Stored dataset items

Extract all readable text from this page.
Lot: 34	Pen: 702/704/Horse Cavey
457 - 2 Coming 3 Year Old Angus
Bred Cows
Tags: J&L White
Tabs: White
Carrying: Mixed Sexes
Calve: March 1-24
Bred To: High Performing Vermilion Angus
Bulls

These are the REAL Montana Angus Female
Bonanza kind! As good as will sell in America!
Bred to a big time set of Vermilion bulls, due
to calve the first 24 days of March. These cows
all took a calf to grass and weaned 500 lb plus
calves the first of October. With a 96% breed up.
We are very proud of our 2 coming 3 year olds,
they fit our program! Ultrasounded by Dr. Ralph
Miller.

> REQUIRED WORK
Repeat the records above exactly.

> SOLUTION FOR THIS EXERCISE
Extract all readable text from this page.
Lot: 34	Pen: 702/704/Horse Cavey
457 - 2 Coming 3 Year Old Angus
Bred Cows
Tags: J&L White
Tabs: White
Carrying: Mixed Sexes
Calve: March 1-24
Bred To: High Performing Vermilion Angus
Bulls

These are the REAL Montana Angus Female
Bonanza kind! As good as will sell in America!
Bred to a big time set of Vermilion bulls, due
to calve the first 24 days of March. These cows
all took a calf to grass and weaned 500 lb plus
calves the first of October. With a 96% breed up.
We are very proud of our 2 coming 3 year olds,
they fit our program! Ultrasounded by Dr. Ralph
Miller.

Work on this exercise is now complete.